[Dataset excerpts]
--------

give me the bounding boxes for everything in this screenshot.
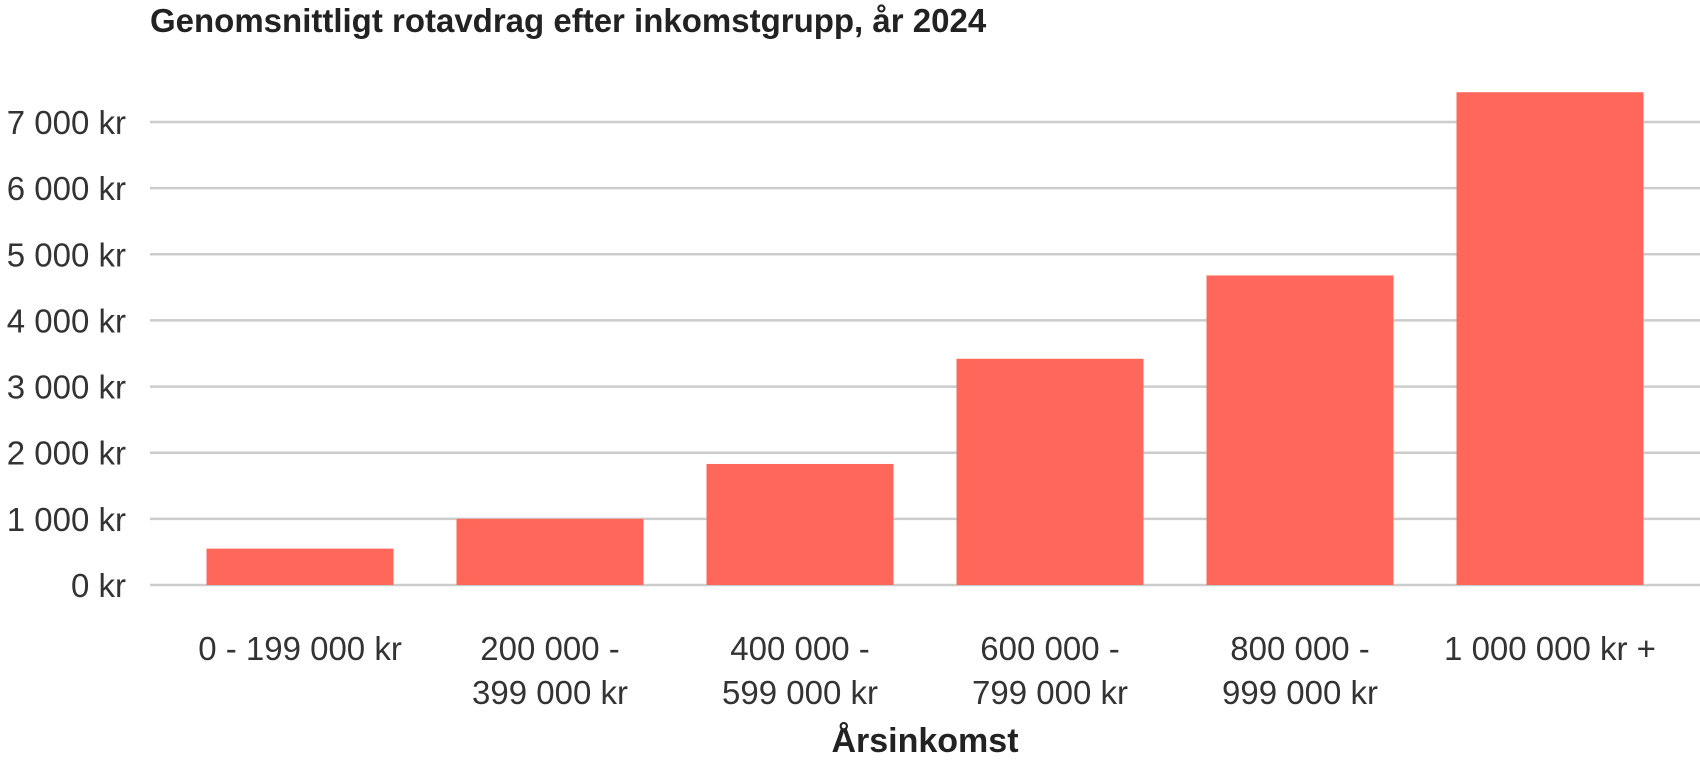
bar: [706, 463, 894, 585]
gridlines: [150, 120, 1700, 587]
x-category-label: 800 000 -: [1230, 630, 1369, 667]
y-tick-label: 1 000 kr: [7, 501, 126, 538]
x-axis-title: Årsinkomst: [831, 722, 1018, 760]
bar: [1456, 92, 1644, 585]
y-axis-ticks: 0 kr 1 000 kr 2 000 kr 3 000 kr 4 000 kr 5 00…: [7, 104, 126, 604]
y-tick-label: 0 kr: [71, 567, 126, 604]
y-tick-label: 3 000 kr: [7, 369, 126, 406]
x-category-label: 999 000 kr: [1222, 674, 1378, 711]
y-tick-label: 7 000 kr: [7, 104, 126, 141]
chart-title: Genomsnittligt rotavdrag efter inkomstgr…: [150, 2, 987, 39]
y-tick-label: 4 000 kr: [7, 302, 126, 339]
bar: [956, 358, 1144, 585]
bar: [206, 548, 394, 585]
bar: [1206, 275, 1394, 585]
y-tick-label: 5 000 kr: [7, 236, 126, 273]
x-category-label: 0 - 199 000 kr: [198, 630, 402, 667]
x-category-label: 599 000 kr: [722, 674, 878, 711]
x-category-label: 200 000 -: [480, 630, 619, 667]
x-category-label: 400 000 -: [730, 630, 869, 667]
bar: [456, 518, 644, 585]
y-tick-label: 6 000 kr: [7, 170, 126, 207]
x-axis-categories: 0 - 199 000 kr 200 000 - 399 000 kr 400 000…: [198, 630, 1656, 711]
bars: [206, 92, 1644, 585]
x-category-label: 799 000 kr: [972, 674, 1128, 711]
x-category-label: 1 000 000 kr +: [1444, 630, 1656, 667]
y-tick-label: 2 000 kr: [7, 435, 126, 472]
x-category-label: 600 000 -: [980, 630, 1119, 667]
x-category-label: 399 000 kr: [472, 674, 628, 711]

--------

Description of the task: When you copy the data, keep every line exact and drop the pictures.

Answer to the problem:
give me the bounding boxes for everything in this screenshot.
bar: [706, 463, 894, 585]
gridlines: [150, 120, 1700, 587]
x-category-label: 800 000 -: [1230, 630, 1369, 667]
y-tick-label: 1 000 kr: [7, 501, 126, 538]
x-axis-title: Årsinkomst: [831, 722, 1018, 760]
bar: [1456, 92, 1644, 585]
y-axis-ticks: 0 kr 1 000 kr 2 000 kr 3 000 kr 4 000 kr 5 00…: [7, 104, 126, 604]
y-tick-label: 0 kr: [71, 567, 126, 604]
y-tick-label: 3 000 kr: [7, 369, 126, 406]
x-category-label: 999 000 kr: [1222, 674, 1378, 711]
y-tick-label: 7 000 kr: [7, 104, 126, 141]
chart-title: Genomsnittligt rotavdrag efter inkomstgr…: [150, 2, 987, 39]
y-tick-label: 4 000 kr: [7, 302, 126, 339]
bar: [956, 358, 1144, 585]
bar: [206, 548, 394, 585]
bar: [1206, 275, 1394, 585]
y-tick-label: 5 000 kr: [7, 236, 126, 273]
x-category-label: 0 - 199 000 kr: [198, 630, 402, 667]
x-category-label: 599 000 kr: [722, 674, 878, 711]
x-category-label: 200 000 -: [480, 630, 619, 667]
x-category-label: 400 000 -: [730, 630, 869, 667]
bar: [456, 518, 644, 585]
y-tick-label: 6 000 kr: [7, 170, 126, 207]
x-axis-categories: 0 - 199 000 kr 200 000 - 399 000 kr 400 000…: [198, 630, 1656, 711]
bars: [206, 92, 1644, 585]
x-category-label: 799 000 kr: [972, 674, 1128, 711]
x-category-label: 1 000 000 kr +: [1444, 630, 1656, 667]
y-tick-label: 2 000 kr: [7, 435, 126, 472]
x-category-label: 600 000 -: [980, 630, 1119, 667]
x-category-label: 399 000 kr: [472, 674, 628, 711]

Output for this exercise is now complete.